[Start]

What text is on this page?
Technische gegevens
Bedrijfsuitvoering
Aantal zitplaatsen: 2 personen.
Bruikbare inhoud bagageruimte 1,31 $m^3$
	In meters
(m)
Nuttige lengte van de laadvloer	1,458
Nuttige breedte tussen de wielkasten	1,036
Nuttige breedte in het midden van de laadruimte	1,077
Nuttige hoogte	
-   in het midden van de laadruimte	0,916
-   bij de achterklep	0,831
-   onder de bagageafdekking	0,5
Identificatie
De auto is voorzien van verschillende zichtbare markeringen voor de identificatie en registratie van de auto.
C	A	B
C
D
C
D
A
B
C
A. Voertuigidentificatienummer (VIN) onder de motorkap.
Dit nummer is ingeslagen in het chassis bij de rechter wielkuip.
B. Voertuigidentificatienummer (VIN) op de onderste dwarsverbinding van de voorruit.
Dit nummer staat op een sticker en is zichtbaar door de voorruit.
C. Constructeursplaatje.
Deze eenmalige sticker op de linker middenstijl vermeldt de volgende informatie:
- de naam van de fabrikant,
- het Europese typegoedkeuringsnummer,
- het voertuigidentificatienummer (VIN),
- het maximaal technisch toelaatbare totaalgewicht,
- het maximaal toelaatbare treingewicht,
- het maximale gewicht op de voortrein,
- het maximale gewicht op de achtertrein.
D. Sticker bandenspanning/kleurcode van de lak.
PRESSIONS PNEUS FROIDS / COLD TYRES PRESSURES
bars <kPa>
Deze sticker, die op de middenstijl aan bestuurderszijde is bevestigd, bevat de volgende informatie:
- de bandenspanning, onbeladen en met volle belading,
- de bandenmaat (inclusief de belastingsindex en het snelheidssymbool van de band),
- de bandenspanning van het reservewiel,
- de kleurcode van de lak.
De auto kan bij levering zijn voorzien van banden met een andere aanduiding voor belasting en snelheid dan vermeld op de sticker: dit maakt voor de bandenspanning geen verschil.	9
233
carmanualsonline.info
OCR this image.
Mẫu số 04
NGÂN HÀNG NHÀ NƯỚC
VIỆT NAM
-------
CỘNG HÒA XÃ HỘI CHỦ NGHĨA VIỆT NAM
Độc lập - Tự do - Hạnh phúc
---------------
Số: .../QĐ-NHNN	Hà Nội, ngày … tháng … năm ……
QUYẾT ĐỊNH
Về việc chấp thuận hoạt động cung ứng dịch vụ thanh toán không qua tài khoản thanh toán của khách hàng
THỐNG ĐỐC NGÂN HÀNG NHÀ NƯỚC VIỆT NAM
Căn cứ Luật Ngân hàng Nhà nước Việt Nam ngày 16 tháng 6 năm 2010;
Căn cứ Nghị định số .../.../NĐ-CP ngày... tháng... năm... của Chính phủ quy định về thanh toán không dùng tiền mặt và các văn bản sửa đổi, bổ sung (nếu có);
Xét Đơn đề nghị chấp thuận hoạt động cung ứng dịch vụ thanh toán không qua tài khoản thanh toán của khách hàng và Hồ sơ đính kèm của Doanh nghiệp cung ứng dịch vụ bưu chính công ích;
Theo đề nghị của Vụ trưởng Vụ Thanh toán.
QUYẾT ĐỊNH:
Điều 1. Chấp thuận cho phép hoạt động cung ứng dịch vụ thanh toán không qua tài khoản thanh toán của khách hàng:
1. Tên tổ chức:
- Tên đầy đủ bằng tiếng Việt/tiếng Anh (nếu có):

[End]

Short exercise =>
Using the entries above, find all lines with "thuận". Copy them.

Problem solution =>
Về việc chấp thuận hoạt động cung ứng dịch vụ thanh toán không qua tài khoản thanh toán của khách hàng
Xét Đơn đề nghị chấp thuận hoạt động cung ứng dịch vụ thanh toán không qua tài khoản thanh toán của khách hàng và Hồ sơ đính kèm của Doanh nghiệp cung ứng dịch vụ bưu chính công ích;
Điều 1. Chấp thuận cho phép hoạt động cung ứng dịch vụ thanh toán không qua tài khoản thanh toán của khách hàng:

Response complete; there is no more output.